Exercise: Start at the row containing "Localize each UI" and end after the row containing "1401, 240, 1454]". Rewrite only those rows, replacing "music-note-icon" with "musical-note-icon" and leaving everything else unchanged.

--- Start Input data ---

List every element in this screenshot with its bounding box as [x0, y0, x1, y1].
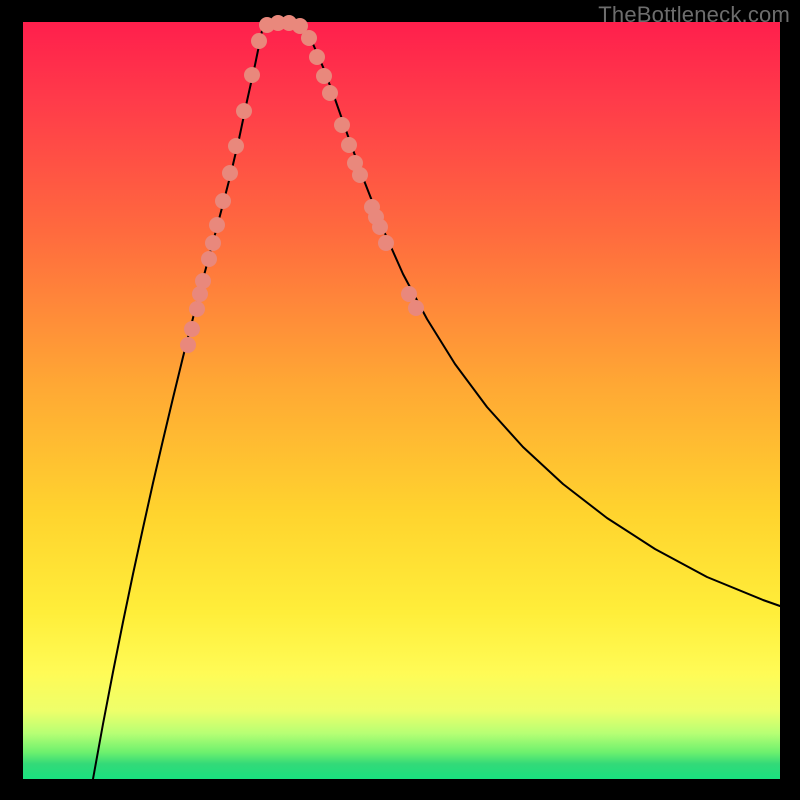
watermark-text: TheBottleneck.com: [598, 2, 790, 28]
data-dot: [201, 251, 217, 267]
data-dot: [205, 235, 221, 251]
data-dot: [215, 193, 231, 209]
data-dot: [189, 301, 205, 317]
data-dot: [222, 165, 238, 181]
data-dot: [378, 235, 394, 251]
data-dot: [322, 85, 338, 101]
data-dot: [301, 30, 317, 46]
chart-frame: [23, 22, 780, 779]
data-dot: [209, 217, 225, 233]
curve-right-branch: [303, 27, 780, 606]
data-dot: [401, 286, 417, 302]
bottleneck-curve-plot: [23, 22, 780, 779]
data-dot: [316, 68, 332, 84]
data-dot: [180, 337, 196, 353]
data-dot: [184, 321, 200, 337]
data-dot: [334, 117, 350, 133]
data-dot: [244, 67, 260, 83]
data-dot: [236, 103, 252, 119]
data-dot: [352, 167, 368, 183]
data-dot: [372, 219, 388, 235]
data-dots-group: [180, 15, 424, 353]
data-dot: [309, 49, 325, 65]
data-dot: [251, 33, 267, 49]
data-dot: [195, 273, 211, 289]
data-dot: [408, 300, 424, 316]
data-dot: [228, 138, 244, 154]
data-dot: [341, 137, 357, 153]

--- End Input data ---
--- Start Input data ---

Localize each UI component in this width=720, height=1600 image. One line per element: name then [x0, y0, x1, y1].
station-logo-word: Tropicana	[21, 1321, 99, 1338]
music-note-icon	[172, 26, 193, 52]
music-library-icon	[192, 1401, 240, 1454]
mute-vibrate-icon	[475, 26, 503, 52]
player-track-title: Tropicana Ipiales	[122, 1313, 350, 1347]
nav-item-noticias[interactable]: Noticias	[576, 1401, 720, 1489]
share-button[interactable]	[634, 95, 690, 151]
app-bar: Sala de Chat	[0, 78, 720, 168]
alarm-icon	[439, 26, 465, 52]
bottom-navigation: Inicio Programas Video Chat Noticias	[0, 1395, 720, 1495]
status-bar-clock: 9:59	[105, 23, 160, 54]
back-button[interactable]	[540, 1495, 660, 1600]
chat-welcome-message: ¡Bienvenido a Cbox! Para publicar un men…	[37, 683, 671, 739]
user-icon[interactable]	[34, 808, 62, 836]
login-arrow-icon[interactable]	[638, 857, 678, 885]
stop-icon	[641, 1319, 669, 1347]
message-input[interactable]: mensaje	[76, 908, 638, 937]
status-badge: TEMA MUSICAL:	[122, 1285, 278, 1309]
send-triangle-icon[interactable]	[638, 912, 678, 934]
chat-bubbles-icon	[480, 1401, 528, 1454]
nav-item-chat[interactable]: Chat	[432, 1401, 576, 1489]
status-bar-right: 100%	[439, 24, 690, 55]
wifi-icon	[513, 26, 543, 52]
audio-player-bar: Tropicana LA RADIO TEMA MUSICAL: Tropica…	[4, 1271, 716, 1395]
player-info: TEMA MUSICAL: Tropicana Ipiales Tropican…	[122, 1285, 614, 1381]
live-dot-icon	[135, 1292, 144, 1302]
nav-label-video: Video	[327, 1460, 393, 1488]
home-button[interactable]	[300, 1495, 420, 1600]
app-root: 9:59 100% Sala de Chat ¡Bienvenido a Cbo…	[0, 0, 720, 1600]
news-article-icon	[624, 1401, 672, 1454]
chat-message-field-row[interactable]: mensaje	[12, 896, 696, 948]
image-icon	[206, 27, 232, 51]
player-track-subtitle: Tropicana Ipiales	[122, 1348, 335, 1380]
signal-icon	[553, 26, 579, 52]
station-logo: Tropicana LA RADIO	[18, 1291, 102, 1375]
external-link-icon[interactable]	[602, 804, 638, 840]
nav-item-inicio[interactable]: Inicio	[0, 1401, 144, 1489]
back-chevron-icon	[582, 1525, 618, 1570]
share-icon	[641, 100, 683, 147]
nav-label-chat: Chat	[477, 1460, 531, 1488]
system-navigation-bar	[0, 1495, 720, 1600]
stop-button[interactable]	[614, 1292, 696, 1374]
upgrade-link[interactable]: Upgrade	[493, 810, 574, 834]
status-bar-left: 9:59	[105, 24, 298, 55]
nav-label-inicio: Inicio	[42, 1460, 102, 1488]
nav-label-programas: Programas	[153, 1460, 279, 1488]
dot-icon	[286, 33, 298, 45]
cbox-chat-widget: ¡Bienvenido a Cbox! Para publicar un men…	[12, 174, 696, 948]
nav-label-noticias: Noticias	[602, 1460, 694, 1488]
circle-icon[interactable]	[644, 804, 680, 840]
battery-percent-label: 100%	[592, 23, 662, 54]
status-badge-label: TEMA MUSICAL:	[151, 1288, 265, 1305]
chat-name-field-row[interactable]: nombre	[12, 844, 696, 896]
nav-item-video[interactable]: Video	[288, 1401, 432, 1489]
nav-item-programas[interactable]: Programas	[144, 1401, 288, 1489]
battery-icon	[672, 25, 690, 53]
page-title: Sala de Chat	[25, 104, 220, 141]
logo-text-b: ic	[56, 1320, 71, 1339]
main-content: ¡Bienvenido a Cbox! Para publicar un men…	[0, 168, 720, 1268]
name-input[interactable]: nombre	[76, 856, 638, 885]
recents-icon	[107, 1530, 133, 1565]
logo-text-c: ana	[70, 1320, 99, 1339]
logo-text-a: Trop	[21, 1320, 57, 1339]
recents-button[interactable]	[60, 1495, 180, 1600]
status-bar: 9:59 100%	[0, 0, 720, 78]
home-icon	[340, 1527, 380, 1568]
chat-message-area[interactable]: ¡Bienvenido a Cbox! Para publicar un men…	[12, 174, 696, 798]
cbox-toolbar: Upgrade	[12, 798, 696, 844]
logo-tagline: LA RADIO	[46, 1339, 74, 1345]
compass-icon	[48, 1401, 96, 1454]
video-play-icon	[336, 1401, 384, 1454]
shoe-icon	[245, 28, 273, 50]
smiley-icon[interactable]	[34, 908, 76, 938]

--- End Input data ---

Result:
Localize each UI component in this width=720, height=1600 image. One line per element: name then [x0, y0, x1, y1].
station-logo-word: Tropicana	[21, 1321, 99, 1338]
musical-note-icon	[172, 26, 193, 52]
music-library-icon	[192, 1401, 240, 1454]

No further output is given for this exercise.